*Problem requirements*: For the material that follows, list every line containing the word "from".

[Records that describe figures]
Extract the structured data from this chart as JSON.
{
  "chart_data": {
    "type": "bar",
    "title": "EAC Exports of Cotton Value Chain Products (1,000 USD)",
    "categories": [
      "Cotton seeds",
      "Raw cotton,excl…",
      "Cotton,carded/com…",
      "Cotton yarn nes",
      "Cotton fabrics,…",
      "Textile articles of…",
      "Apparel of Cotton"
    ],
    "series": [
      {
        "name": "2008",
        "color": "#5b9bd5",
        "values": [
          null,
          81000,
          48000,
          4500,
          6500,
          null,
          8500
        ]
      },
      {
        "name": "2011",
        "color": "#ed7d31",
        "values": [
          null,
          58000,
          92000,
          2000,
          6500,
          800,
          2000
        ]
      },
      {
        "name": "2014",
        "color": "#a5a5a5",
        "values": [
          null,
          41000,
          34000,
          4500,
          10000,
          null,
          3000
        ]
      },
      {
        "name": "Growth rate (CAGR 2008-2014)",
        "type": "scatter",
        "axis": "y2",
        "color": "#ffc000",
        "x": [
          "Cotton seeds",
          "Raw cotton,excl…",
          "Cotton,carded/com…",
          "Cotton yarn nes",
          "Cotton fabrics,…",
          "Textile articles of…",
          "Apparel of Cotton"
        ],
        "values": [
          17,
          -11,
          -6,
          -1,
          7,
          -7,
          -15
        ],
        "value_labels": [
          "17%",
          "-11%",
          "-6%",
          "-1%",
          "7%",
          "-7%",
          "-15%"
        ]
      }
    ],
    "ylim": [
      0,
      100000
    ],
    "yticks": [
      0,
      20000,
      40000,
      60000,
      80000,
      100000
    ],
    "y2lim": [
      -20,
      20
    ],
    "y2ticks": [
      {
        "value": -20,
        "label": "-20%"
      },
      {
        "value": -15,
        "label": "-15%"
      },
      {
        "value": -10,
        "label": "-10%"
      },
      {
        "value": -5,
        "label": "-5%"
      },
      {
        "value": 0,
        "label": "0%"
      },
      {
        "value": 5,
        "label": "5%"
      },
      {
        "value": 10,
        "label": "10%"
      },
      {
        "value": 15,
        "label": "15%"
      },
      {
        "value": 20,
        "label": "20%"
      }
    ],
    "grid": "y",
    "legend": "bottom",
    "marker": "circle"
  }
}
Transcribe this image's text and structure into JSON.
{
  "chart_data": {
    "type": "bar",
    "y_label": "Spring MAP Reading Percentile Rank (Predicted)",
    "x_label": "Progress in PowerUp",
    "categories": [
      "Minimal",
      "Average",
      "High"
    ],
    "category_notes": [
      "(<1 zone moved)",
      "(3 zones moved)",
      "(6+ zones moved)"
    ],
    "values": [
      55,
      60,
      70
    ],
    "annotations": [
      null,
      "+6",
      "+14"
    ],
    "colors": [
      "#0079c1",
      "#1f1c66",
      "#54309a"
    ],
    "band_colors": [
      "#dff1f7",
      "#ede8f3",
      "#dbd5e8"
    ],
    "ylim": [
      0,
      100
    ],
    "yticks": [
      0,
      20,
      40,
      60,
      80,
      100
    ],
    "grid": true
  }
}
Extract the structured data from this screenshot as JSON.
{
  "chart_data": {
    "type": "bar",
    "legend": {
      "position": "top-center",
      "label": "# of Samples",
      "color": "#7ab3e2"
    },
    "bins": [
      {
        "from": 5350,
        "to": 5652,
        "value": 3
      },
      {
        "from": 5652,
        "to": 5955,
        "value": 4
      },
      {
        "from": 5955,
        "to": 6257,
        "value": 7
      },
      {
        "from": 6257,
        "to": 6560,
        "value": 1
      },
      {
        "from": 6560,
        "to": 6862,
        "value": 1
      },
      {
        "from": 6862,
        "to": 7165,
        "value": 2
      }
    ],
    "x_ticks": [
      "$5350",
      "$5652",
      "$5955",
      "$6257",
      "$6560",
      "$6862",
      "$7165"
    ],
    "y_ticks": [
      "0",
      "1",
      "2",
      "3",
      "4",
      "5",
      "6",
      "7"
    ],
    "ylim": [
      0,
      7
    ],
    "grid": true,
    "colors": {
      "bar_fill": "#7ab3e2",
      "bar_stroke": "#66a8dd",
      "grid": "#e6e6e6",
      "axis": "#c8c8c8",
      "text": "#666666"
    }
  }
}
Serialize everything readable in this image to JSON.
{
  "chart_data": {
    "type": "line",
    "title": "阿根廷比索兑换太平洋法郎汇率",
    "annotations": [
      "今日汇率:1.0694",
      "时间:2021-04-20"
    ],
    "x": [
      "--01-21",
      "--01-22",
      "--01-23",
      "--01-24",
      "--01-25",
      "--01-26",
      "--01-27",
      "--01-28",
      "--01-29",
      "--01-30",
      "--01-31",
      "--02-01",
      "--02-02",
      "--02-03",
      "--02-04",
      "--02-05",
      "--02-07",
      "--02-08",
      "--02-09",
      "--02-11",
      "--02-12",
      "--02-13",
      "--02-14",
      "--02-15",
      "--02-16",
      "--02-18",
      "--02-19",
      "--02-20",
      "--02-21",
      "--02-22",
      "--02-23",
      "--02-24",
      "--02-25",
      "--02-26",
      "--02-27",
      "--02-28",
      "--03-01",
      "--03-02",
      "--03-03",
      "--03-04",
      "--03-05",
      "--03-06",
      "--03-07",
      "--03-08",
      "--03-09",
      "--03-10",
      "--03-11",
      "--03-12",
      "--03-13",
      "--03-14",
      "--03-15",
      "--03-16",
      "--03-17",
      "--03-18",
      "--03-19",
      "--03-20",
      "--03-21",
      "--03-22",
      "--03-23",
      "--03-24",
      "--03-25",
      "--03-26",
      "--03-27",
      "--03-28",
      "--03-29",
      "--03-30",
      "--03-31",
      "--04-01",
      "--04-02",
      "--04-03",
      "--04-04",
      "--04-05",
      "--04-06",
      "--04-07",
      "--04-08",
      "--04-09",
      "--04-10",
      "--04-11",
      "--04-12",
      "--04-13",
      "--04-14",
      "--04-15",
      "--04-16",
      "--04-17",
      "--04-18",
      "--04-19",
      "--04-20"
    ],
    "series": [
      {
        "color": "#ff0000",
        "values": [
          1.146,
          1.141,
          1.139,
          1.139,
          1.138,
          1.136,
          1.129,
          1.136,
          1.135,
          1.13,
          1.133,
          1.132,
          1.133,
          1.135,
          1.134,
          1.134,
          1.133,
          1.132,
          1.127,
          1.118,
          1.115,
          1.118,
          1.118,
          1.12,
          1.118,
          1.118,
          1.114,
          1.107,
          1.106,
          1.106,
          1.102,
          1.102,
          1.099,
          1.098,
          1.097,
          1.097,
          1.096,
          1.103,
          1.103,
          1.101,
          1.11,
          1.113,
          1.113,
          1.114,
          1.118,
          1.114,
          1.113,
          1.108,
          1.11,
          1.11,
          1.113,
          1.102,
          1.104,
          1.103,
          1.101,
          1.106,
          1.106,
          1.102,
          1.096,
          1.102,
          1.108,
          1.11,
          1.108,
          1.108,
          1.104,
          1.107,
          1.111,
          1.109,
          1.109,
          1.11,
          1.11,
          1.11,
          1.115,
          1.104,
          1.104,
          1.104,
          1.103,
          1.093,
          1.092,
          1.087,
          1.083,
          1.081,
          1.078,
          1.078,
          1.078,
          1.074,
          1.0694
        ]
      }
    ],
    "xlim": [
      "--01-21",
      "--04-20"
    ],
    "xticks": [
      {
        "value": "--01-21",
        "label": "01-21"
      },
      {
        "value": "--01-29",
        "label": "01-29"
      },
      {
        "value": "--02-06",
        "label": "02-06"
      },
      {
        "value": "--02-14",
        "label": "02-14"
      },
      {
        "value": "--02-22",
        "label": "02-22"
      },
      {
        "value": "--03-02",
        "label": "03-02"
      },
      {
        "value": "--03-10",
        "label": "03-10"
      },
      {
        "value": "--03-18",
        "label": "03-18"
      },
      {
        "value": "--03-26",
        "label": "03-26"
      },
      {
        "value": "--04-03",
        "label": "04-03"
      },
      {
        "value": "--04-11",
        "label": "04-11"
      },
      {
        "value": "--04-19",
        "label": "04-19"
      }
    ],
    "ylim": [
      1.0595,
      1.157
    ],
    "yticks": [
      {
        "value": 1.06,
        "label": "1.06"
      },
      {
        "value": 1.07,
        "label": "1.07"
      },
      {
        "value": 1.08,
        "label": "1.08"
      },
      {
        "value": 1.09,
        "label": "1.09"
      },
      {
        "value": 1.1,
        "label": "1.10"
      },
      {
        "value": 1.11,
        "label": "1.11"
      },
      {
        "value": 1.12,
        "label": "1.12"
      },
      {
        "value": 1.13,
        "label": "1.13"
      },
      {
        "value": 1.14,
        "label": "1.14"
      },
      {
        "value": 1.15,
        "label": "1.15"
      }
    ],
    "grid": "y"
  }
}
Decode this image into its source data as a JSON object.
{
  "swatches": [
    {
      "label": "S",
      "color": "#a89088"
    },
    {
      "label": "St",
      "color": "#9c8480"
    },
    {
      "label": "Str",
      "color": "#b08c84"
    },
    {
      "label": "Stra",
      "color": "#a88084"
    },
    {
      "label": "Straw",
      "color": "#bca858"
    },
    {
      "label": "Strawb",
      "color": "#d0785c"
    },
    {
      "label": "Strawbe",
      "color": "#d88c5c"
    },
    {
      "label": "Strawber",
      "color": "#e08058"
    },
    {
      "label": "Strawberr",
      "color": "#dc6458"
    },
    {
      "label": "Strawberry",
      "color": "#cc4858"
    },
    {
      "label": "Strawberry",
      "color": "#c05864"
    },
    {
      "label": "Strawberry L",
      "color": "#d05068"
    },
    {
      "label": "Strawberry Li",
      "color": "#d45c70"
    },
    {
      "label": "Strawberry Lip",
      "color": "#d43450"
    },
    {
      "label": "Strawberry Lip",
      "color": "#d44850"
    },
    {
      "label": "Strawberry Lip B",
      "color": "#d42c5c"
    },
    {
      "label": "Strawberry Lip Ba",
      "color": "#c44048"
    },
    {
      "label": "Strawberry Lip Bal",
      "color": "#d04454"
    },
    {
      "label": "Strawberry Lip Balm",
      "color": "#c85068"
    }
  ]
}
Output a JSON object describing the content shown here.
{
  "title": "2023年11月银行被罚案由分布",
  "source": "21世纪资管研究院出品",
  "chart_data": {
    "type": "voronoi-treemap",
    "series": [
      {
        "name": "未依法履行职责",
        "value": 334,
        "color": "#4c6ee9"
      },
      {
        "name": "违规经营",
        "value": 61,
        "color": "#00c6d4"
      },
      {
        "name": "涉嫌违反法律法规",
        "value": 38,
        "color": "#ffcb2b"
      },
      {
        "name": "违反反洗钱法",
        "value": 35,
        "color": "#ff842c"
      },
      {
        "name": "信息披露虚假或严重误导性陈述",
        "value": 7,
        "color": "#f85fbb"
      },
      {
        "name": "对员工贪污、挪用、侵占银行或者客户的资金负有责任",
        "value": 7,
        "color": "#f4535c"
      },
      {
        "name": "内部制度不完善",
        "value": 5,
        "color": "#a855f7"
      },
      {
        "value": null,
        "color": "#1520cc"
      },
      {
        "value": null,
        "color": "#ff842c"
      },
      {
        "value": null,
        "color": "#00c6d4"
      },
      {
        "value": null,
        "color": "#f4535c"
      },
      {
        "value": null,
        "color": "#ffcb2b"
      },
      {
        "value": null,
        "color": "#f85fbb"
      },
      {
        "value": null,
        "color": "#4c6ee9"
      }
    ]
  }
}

*Exercise result*:
Extract the structured data from this chart as JSON.
Extract the structured data from this screenshot as JSON.
        "from": 5350,
        "from": 5652,
        "from": 5955,
        "from": 6257,
        "from": 6560,
        "from": 6862,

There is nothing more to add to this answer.